* [EXTRACTED RECORDS]
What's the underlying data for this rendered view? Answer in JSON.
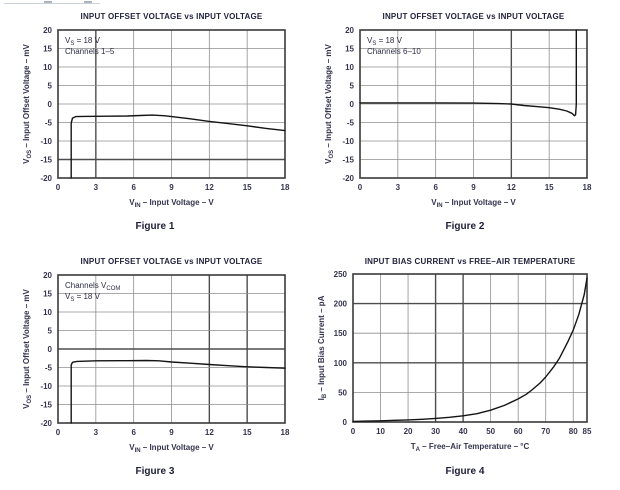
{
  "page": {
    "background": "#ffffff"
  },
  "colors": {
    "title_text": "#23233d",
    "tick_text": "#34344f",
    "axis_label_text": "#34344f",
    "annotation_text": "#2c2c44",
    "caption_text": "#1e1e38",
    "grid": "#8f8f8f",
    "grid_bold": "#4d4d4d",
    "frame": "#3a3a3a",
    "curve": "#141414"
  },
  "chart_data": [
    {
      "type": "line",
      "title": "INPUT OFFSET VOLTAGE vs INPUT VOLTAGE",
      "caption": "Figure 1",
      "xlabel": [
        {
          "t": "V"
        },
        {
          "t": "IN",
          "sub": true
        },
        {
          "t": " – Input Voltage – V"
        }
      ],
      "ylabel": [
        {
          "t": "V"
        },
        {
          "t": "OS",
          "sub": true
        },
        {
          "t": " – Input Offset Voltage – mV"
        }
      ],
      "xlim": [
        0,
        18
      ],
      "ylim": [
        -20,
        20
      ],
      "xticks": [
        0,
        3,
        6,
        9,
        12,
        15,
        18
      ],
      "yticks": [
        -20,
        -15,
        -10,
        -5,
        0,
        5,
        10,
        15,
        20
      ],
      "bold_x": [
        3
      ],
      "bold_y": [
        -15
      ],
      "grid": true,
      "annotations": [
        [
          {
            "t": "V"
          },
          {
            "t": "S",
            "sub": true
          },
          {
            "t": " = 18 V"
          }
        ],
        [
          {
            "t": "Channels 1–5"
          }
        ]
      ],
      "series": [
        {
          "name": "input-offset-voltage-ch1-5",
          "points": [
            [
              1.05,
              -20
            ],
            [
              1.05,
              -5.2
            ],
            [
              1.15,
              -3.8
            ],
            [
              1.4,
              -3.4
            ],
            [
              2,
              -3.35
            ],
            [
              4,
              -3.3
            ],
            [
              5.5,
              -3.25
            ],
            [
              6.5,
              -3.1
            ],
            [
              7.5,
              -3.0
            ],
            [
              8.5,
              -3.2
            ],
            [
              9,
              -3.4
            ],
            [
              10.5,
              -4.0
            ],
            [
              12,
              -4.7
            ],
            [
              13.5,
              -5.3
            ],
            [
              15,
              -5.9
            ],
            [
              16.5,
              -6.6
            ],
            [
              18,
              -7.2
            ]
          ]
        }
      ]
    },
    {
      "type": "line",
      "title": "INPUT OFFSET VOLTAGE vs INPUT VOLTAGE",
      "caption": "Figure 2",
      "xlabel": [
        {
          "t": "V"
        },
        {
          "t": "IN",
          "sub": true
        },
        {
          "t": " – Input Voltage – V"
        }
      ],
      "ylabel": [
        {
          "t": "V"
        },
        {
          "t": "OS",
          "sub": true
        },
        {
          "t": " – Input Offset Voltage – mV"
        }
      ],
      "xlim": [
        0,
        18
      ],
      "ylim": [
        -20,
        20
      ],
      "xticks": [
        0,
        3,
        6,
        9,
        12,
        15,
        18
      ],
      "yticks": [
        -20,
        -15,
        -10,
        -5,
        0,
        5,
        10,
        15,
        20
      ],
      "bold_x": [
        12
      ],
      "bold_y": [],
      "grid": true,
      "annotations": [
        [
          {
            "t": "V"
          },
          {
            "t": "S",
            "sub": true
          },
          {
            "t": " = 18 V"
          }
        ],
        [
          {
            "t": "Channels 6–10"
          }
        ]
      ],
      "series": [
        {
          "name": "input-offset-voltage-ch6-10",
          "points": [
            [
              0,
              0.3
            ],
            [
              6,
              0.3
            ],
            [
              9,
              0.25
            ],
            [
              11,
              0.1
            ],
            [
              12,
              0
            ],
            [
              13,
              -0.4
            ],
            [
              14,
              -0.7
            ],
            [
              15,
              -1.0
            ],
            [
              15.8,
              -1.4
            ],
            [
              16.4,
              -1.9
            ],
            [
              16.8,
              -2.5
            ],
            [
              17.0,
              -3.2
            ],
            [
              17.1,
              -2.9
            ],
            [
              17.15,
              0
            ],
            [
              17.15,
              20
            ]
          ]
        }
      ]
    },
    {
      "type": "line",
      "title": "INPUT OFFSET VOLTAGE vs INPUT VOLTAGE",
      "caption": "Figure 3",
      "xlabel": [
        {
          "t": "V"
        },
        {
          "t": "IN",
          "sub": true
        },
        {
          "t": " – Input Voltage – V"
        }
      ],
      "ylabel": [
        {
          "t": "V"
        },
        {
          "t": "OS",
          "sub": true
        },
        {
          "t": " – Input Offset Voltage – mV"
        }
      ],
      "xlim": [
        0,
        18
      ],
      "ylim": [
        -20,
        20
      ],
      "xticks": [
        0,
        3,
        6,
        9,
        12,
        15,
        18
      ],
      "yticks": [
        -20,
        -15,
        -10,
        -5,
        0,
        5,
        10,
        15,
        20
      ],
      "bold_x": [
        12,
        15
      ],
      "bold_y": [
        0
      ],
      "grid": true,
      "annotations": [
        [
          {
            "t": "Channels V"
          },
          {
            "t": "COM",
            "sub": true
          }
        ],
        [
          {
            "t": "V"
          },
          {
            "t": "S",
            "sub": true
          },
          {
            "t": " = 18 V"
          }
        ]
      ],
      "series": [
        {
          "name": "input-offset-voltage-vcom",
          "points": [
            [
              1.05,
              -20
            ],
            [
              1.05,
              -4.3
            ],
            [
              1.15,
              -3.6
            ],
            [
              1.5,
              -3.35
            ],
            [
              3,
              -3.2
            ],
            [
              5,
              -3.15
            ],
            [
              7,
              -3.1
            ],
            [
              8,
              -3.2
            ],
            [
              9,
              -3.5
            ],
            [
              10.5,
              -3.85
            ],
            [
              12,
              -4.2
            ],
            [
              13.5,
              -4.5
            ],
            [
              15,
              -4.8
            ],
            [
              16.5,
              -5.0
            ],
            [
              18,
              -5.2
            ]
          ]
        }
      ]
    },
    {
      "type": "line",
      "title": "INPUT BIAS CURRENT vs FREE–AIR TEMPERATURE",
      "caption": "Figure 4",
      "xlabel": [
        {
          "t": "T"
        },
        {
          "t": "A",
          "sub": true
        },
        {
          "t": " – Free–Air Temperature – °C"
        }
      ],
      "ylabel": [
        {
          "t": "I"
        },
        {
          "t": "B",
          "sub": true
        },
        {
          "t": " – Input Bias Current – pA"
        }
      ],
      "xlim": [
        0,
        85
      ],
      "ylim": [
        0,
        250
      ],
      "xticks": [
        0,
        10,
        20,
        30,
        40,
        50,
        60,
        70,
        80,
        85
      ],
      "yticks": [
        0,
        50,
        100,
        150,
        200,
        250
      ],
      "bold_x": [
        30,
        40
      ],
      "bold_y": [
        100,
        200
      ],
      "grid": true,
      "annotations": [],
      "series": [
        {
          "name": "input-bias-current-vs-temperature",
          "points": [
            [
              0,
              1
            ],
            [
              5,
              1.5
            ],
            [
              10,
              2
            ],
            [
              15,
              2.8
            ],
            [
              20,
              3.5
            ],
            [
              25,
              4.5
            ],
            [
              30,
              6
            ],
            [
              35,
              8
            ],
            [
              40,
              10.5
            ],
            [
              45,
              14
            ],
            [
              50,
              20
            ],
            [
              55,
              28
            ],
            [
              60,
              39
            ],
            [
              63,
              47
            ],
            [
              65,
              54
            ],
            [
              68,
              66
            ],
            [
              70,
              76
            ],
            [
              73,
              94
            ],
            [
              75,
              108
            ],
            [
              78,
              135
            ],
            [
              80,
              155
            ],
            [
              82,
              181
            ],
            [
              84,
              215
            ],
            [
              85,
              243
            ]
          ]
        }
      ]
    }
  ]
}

==

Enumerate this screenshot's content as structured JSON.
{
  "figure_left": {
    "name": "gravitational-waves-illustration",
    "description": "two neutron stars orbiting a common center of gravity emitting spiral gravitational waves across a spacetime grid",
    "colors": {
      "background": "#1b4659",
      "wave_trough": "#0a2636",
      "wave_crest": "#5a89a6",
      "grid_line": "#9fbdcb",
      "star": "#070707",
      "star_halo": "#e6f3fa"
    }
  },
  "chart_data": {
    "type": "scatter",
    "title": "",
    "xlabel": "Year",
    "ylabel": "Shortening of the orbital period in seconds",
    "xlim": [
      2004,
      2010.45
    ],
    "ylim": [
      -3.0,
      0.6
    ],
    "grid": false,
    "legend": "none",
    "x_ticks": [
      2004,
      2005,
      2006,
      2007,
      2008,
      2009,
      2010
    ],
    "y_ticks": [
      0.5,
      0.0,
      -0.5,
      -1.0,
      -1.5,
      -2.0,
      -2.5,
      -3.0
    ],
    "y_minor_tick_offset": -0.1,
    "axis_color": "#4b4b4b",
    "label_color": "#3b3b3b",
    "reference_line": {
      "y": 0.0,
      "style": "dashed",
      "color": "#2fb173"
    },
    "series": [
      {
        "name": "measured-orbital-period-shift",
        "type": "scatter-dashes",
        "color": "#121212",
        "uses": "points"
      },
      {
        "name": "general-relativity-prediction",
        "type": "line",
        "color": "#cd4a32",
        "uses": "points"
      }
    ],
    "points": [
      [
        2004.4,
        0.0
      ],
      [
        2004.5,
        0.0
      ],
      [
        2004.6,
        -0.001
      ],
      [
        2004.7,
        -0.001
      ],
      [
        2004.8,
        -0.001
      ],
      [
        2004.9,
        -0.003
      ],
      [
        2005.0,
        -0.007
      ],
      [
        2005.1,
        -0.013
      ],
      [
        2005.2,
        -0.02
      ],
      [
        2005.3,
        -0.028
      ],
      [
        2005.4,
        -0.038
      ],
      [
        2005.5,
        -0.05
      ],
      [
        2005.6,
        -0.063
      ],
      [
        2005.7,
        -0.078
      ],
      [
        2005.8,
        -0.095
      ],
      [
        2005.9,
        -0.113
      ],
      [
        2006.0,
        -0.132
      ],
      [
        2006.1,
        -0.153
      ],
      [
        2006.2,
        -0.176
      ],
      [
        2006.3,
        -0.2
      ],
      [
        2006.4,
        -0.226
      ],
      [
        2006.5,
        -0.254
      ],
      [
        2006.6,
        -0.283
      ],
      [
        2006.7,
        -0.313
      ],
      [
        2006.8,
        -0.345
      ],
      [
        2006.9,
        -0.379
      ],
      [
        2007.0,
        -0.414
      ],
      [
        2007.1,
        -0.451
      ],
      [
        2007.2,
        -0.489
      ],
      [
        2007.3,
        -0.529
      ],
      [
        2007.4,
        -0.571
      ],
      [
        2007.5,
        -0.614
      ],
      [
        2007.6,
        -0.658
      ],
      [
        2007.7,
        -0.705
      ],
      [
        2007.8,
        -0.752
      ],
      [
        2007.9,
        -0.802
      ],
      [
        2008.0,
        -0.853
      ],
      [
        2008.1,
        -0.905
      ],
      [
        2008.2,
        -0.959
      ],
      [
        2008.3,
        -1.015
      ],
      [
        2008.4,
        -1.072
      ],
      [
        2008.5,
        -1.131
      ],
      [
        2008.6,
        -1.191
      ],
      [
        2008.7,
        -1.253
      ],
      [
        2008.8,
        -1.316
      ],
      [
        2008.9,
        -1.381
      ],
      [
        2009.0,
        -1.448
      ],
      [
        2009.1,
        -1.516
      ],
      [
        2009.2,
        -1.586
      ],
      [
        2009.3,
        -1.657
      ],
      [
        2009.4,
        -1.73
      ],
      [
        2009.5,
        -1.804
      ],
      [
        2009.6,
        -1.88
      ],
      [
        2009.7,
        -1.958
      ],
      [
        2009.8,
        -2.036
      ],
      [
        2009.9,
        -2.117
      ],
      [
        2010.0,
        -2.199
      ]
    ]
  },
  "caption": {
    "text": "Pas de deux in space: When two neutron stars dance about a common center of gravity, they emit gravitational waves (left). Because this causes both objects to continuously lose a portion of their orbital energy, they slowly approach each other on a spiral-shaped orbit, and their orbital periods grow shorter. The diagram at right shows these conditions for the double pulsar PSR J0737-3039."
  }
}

* [JOB]
Across the material above, how many lines include the string "name"? Only the number is wanted.

* [FINISHED TASK]
7